The exercise: Go through each row and change "bounding boxes" to "box coordinates", keeping everything else the same. Leave the pictures out.

Material to process:
----

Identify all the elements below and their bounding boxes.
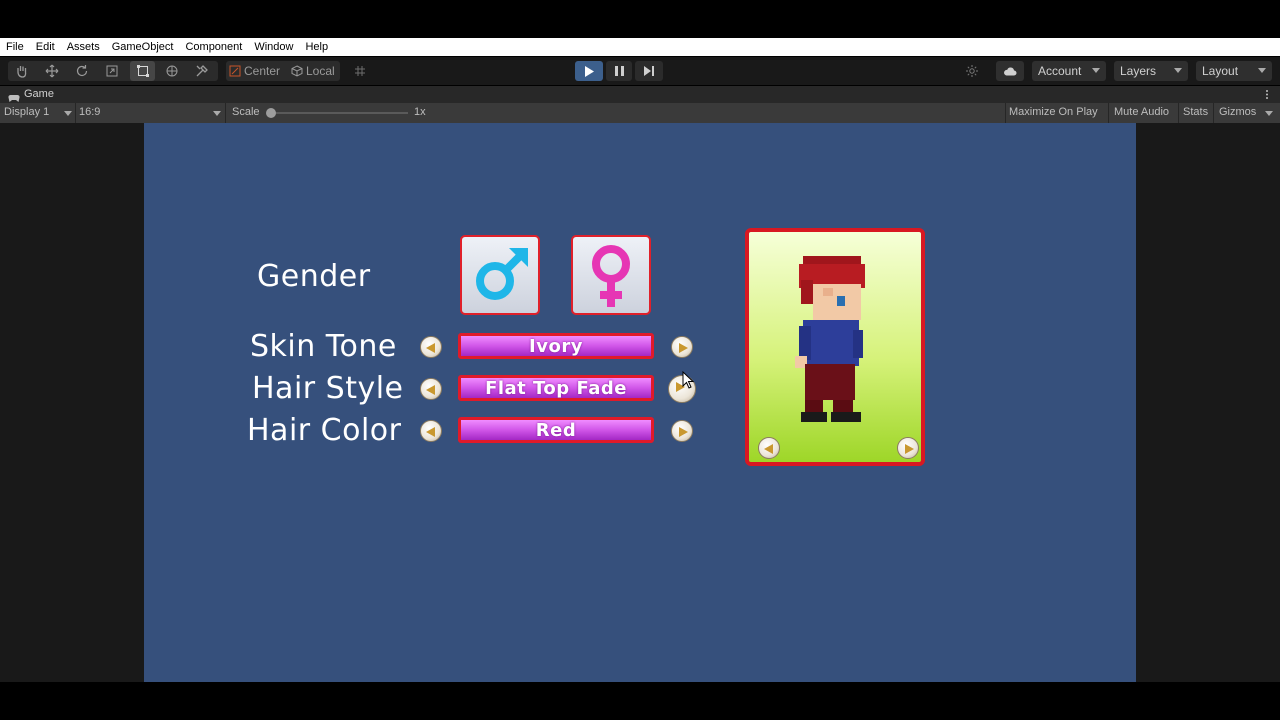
lighting-icon[interactable]	[960, 61, 984, 81]
divider	[1005, 103, 1006, 123]
maximize-on-play-toggle[interactable]: Maximize On Play	[1009, 106, 1098, 118]
layers-label: Layers	[1120, 64, 1157, 78]
mute-audio-toggle[interactable]: Mute Audio	[1114, 106, 1169, 118]
chevron-down-icon	[1174, 68, 1182, 73]
pivot-local-button[interactable]: Local	[291, 61, 339, 81]
gizmos-dropdown[interactable]: Gizmos	[1219, 106, 1256, 118]
transform-tool-icon[interactable]	[161, 61, 183, 81]
chevron-down-icon	[1265, 111, 1273, 116]
cloud-icon	[1004, 67, 1017, 76]
menu-gameobject[interactable]: GameObject	[106, 38, 180, 56]
rotate-tool-icon[interactable]	[71, 61, 93, 81]
rect-tool-icon[interactable]	[130, 61, 155, 81]
character-next-arrow-icon[interactable]	[897, 437, 919, 459]
pause-button[interactable]	[606, 61, 632, 81]
female-button[interactable]	[571, 235, 651, 315]
hair-style-value: Flat Top Fade	[458, 375, 654, 401]
male-button[interactable]	[460, 235, 540, 315]
scale-label: Scale	[232, 106, 260, 118]
scale-slider-handle[interactable]	[266, 108, 276, 118]
skin-tone-label: Skin Tone	[250, 329, 397, 364]
menu-edit[interactable]: Edit	[30, 38, 61, 56]
pivot-center-button[interactable]: Center	[229, 61, 285, 81]
aspect-dropdown[interactable]: 16:9	[79, 106, 100, 118]
divider	[1213, 103, 1214, 123]
pivot-center-icon	[229, 65, 241, 77]
layout-label: Layout	[1202, 64, 1239, 78]
divider	[75, 103, 76, 123]
mouse-cursor-icon	[682, 370, 695, 394]
cloud-button[interactable]	[996, 61, 1024, 81]
display-dropdown[interactable]: Display 1	[4, 106, 49, 118]
skin-tone-prev-arrow-icon[interactable]	[420, 336, 442, 358]
scale-slider-track[interactable]	[270, 112, 408, 114]
female-icon	[592, 245, 630, 307]
scale-tool-icon[interactable]	[101, 61, 123, 81]
tab-menu-icon[interactable]	[1264, 88, 1270, 101]
hair-color-prev-arrow-icon[interactable]	[420, 420, 442, 442]
layers-dropdown[interactable]: Layers	[1114, 61, 1188, 81]
menu-bar: File Edit Assets GameObject Component Wi…	[0, 38, 1280, 56]
pivot-local-label: Local	[306, 64, 335, 78]
account-dropdown[interactable]: Account	[1032, 61, 1106, 81]
hand-tool-icon[interactable]	[11, 61, 33, 81]
game-tab-bar: Game	[0, 86, 1280, 103]
scale-value: 1x	[414, 106, 426, 118]
menu-component[interactable]: Component	[179, 38, 248, 56]
menu-assets[interactable]: Assets	[61, 38, 106, 56]
chevron-down-icon	[1092, 68, 1100, 73]
step-icon	[644, 66, 654, 76]
layout-dropdown[interactable]: Layout	[1196, 61, 1272, 81]
hair-color-label: Hair Color	[247, 413, 402, 448]
move-tool-icon[interactable]	[41, 61, 63, 81]
gender-label: Gender	[257, 259, 371, 294]
hair-color-value: Red	[458, 417, 654, 443]
letterbox-bottom	[0, 682, 1280, 720]
chevron-down-icon	[64, 111, 72, 116]
character-prev-arrow-icon[interactable]	[758, 437, 780, 459]
hair-color-next-arrow-icon[interactable]	[671, 420, 693, 442]
game-tab[interactable]: Game	[24, 88, 54, 100]
chevron-down-icon	[1258, 68, 1266, 73]
menu-file[interactable]: File	[0, 38, 30, 56]
play-button[interactable]	[575, 61, 603, 81]
stats-toggle[interactable]: Stats	[1183, 106, 1208, 118]
custom-tool-icon[interactable]	[191, 61, 213, 81]
hair-style-prev-arrow-icon[interactable]	[420, 378, 442, 400]
pause-icon	[614, 66, 624, 76]
divider	[1178, 103, 1179, 123]
male-icon	[476, 248, 528, 300]
divider	[1108, 103, 1109, 123]
character-preview	[745, 228, 925, 466]
chevron-down-icon	[213, 111, 221, 116]
cube-icon	[291, 65, 303, 77]
skin-tone-next-arrow-icon[interactable]	[671, 336, 693, 358]
game-view-toolbar: Display 1 16:9 Scale 1x Maximize On Play…	[0, 103, 1280, 123]
menu-window[interactable]: Window	[248, 38, 299, 56]
character-sprite	[795, 256, 865, 422]
account-label: Account	[1038, 64, 1082, 78]
pivot-center-label: Center	[244, 64, 281, 78]
menu-help[interactable]: Help	[299, 38, 334, 56]
step-button[interactable]	[635, 61, 663, 81]
skin-tone-value: Ivory	[458, 333, 654, 359]
main-toolbar: Center Local Account Layers Layout	[0, 57, 1280, 85]
grid-snap-icon[interactable]	[350, 61, 370, 81]
divider	[225, 103, 226, 123]
hair-style-label: Hair Style	[252, 371, 404, 406]
play-icon	[585, 65, 594, 77]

----

Solution to this problem:
Identify all the elements below and their box coordinates.
lighting-icon[interactable]	[960, 61, 984, 81]
divider	[1005, 103, 1006, 123]
maximize-on-play-toggle[interactable]: Maximize On Play	[1009, 106, 1098, 118]
layers-label: Layers	[1120, 64, 1157, 78]
mute-audio-toggle[interactable]: Mute Audio	[1114, 106, 1169, 118]
chevron-down-icon	[1174, 68, 1182, 73]
pivot-local-button[interactable]: Local	[291, 61, 339, 81]
gizmos-dropdown[interactable]: Gizmos	[1219, 106, 1256, 118]
transform-tool-icon[interactable]	[161, 61, 183, 81]
chevron-down-icon	[1265, 111, 1273, 116]
cloud-icon	[1004, 67, 1017, 76]
menu-gameobject[interactable]: GameObject	[106, 38, 180, 56]
rotate-tool-icon[interactable]	[71, 61, 93, 81]
rect-tool-icon[interactable]	[130, 61, 155, 81]
character-next-arrow-icon[interactable]	[897, 437, 919, 459]
pause-button[interactable]	[606, 61, 632, 81]
female-button[interactable]	[571, 235, 651, 315]
hair-style-value: Flat Top Fade	[458, 375, 654, 401]
male-button[interactable]	[460, 235, 540, 315]
scale-label: Scale	[232, 106, 260, 118]
scale-slider-handle[interactable]	[266, 108, 276, 118]
skin-tone-label: Skin Tone	[250, 329, 397, 364]
menu-edit[interactable]: Edit	[30, 38, 61, 56]
pivot-center-button[interactable]: Center	[229, 61, 285, 81]
aspect-dropdown[interactable]: 16:9	[79, 106, 100, 118]
divider	[1213, 103, 1214, 123]
pivot-center-icon	[229, 65, 241, 77]
layout-label: Layout	[1202, 64, 1239, 78]
divider	[75, 103, 76, 123]
mouse-cursor-icon	[682, 370, 695, 394]
cloud-button[interactable]	[996, 61, 1024, 81]
display-dropdown[interactable]: Display 1	[4, 106, 49, 118]
skin-tone-prev-arrow-icon[interactable]	[420, 336, 442, 358]
scale-slider-track[interactable]	[270, 112, 408, 114]
female-icon	[592, 245, 630, 307]
scale-tool-icon[interactable]	[101, 61, 123, 81]
tab-menu-icon[interactable]	[1264, 88, 1270, 101]
hair-color-prev-arrow-icon[interactable]	[420, 420, 442, 442]
layers-dropdown[interactable]: Layers	[1114, 61, 1188, 81]
menu-bar: File Edit Assets GameObject Component Wi…	[0, 38, 1280, 56]
pivot-local-label: Local	[306, 64, 335, 78]
account-dropdown[interactable]: Account	[1032, 61, 1106, 81]
hand-tool-icon[interactable]	[11, 61, 33, 81]
game-tab-bar: Game	[0, 86, 1280, 103]
scale-value: 1x	[414, 106, 426, 118]
menu-component[interactable]: Component	[179, 38, 248, 56]
menu-assets[interactable]: Assets	[61, 38, 106, 56]
chevron-down-icon	[1092, 68, 1100, 73]
step-icon	[644, 66, 654, 76]
layout-dropdown[interactable]: Layout	[1196, 61, 1272, 81]
hair-color-label: Hair Color	[247, 413, 402, 448]
move-tool-icon[interactable]	[41, 61, 63, 81]
gender-label: Gender	[257, 259, 371, 294]
hair-color-value: Red	[458, 417, 654, 443]
letterbox-bottom	[0, 682, 1280, 720]
chevron-down-icon	[64, 111, 72, 116]
character-prev-arrow-icon[interactable]	[758, 437, 780, 459]
hair-color-next-arrow-icon[interactable]	[671, 420, 693, 442]
game-tab[interactable]: Game	[24, 88, 54, 100]
chevron-down-icon	[1258, 68, 1266, 73]
menu-file[interactable]: File	[0, 38, 30, 56]
play-button[interactable]	[575, 61, 603, 81]
stats-toggle[interactable]: Stats	[1183, 106, 1208, 118]
custom-tool-icon[interactable]	[191, 61, 213, 81]
hair-style-prev-arrow-icon[interactable]	[420, 378, 442, 400]
pause-icon	[614, 66, 624, 76]
divider	[1178, 103, 1179, 123]
male-icon	[476, 248, 528, 300]
divider	[1108, 103, 1109, 123]
character-preview	[745, 228, 925, 466]
chevron-down-icon	[213, 111, 221, 116]
cube-icon	[291, 65, 303, 77]
skin-tone-next-arrow-icon[interactable]	[671, 336, 693, 358]
game-view-toolbar: Display 1 16:9 Scale 1x Maximize On Play…	[0, 103, 1280, 123]
menu-window[interactable]: Window	[248, 38, 299, 56]
character-sprite	[795, 256, 865, 422]
account-label: Account	[1038, 64, 1082, 78]
pivot-center-label: Center	[244, 64, 281, 78]
menu-help[interactable]: Help	[299, 38, 334, 56]
step-button[interactable]	[635, 61, 663, 81]
skin-tone-value: Ivory	[458, 333, 654, 359]
main-toolbar: Center Local Account Layers Layout	[0, 57, 1280, 85]
grid-snap-icon[interactable]	[350, 61, 370, 81]
divider	[225, 103, 226, 123]
hair-style-label: Hair Style	[252, 371, 404, 406]
play-icon	[585, 65, 594, 77]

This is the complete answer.